>> BEGIN
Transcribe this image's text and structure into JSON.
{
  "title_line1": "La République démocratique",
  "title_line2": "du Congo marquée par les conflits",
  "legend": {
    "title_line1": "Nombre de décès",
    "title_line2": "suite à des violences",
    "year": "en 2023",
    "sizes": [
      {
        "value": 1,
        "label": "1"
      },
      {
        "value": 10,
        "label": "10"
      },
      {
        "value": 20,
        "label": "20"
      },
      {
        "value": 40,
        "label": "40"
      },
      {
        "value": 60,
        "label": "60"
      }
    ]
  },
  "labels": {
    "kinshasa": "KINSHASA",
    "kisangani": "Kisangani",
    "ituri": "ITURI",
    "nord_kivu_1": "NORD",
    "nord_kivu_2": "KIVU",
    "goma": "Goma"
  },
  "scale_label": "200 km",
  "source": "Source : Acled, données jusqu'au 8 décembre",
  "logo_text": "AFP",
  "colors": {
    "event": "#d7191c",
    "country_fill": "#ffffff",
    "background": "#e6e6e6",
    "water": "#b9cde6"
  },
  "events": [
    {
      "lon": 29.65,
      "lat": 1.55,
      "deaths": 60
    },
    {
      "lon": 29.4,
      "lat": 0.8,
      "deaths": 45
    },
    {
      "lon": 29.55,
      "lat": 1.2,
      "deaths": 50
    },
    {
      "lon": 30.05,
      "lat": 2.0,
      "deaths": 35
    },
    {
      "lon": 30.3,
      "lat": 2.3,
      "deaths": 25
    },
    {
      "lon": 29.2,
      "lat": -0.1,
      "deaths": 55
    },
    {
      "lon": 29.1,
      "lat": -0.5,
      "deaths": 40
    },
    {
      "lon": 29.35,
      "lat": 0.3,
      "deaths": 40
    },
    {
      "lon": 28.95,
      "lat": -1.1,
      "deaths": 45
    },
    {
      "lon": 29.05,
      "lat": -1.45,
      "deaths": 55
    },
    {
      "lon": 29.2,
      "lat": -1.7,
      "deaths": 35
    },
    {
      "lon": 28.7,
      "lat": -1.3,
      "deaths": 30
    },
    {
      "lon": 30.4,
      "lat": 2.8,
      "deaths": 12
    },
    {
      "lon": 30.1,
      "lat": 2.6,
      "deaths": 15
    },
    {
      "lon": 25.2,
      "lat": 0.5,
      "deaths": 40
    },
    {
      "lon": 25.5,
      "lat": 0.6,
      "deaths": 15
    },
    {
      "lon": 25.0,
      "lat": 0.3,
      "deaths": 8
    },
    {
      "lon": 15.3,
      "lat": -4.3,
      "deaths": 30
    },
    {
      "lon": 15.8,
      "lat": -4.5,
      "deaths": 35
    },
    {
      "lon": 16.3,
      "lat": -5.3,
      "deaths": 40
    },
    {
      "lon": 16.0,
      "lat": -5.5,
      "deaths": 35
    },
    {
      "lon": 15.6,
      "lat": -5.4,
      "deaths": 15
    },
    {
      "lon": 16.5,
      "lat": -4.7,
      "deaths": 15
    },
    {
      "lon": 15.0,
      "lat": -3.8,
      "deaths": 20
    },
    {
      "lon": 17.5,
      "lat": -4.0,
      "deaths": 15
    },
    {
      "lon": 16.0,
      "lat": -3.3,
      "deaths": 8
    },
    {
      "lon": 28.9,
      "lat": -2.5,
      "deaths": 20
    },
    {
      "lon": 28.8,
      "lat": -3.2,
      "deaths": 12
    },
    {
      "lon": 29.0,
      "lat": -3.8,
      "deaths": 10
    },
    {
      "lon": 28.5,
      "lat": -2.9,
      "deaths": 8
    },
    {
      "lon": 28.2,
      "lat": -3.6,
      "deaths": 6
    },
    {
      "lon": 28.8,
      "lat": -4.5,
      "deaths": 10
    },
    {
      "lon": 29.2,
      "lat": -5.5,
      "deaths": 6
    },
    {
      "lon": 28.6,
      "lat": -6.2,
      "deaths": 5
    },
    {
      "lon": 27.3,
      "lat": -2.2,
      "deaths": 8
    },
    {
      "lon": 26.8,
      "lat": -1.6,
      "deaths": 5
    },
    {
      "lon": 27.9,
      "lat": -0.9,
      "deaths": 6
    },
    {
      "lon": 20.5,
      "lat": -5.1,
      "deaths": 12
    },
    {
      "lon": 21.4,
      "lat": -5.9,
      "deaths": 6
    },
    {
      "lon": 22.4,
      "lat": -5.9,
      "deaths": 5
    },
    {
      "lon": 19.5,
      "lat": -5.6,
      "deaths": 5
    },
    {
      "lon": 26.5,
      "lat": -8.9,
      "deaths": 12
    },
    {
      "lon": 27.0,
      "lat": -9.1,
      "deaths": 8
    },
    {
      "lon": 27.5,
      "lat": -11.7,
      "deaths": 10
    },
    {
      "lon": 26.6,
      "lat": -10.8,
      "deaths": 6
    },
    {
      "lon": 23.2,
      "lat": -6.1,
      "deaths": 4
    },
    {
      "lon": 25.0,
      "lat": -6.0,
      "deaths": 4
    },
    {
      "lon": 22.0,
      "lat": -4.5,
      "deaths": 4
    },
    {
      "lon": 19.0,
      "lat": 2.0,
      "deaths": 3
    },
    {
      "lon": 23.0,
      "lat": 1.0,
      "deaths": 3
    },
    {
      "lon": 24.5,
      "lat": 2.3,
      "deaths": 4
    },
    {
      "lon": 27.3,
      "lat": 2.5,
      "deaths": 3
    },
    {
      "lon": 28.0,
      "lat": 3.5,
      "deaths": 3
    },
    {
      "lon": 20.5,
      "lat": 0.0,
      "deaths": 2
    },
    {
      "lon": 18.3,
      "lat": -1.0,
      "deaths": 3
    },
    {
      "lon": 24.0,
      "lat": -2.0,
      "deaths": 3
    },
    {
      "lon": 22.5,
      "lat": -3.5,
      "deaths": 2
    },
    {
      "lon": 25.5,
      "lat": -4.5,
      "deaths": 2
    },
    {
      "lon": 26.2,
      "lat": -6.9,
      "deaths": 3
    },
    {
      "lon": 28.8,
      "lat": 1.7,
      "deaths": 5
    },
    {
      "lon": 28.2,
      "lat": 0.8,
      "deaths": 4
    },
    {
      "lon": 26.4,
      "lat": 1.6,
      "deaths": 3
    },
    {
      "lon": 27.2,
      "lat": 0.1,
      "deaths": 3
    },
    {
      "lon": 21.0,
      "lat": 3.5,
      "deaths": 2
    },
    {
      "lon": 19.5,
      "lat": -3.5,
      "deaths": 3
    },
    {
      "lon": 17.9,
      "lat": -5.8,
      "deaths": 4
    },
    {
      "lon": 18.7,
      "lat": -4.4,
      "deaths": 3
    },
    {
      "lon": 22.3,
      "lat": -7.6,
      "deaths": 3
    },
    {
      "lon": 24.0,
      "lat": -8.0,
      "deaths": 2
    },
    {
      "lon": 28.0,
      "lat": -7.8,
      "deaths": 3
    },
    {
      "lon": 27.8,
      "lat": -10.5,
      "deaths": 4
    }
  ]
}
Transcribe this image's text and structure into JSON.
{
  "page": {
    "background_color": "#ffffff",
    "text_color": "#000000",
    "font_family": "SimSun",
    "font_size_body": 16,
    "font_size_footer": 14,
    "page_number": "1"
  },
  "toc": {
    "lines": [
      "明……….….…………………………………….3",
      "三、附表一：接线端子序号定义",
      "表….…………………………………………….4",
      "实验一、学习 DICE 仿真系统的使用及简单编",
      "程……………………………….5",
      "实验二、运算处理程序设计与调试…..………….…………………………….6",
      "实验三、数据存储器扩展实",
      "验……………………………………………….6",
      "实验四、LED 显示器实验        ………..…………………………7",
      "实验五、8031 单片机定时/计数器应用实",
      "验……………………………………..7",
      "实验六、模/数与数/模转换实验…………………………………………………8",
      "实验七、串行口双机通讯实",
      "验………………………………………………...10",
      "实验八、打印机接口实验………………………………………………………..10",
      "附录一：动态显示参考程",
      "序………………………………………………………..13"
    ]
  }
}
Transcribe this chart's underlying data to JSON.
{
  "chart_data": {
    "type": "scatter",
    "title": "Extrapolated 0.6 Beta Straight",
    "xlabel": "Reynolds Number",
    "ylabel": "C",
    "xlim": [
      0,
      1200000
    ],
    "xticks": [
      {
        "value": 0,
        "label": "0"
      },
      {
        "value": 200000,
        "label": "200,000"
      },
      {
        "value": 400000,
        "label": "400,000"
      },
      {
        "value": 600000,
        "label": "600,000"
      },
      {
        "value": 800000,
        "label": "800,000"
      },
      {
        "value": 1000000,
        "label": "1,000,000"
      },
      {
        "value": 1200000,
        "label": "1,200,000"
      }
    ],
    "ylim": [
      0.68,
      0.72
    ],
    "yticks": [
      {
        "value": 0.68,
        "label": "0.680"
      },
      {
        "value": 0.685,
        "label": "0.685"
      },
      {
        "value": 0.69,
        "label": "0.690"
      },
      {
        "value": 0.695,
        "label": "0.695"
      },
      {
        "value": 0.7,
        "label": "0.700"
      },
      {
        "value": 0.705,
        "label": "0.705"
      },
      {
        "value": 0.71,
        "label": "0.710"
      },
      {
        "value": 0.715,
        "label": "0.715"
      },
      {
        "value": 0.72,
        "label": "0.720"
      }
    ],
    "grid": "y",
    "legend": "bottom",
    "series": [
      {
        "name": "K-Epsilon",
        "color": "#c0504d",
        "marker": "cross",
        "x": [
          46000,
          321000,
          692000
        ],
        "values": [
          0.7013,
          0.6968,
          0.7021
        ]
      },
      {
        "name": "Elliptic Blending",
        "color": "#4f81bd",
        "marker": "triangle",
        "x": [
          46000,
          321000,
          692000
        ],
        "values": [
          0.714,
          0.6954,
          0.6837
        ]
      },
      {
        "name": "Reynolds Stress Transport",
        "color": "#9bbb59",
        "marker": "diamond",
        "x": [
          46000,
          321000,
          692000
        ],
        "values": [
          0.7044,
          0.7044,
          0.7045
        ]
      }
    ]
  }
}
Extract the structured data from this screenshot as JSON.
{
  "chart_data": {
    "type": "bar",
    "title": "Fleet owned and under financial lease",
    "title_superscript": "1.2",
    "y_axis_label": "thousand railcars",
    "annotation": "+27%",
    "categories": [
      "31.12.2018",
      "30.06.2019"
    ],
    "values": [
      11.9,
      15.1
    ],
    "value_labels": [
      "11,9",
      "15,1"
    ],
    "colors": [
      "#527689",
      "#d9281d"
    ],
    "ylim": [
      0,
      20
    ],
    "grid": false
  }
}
>> END
- [Short task] Copy exactly, and only, the lines from the one containing "Extract the structured" through the last line of the listing.

- [Result of this task]
Extract the structured data from this screenshot as JSON.
{
  "chart_data": {
    "type": "bar",
    "title": "Fleet owned and under financial lease",
    "title_superscript": "1.2",
    "y_axis_label": "thousand railcars",
    "annotation": "+27%",
    "categories": [
      "31.12.2018",
      "30.06.2019"
    ],
    "values": [
      11.9,
      15.1
    ],
    "value_labels": [
      "11,9",
      "15,1"
    ],
    "colors": [
      "#527689",
      "#d9281d"
    ],
    "ylim": [
      0,
      20
    ],
    "grid": false
  }
}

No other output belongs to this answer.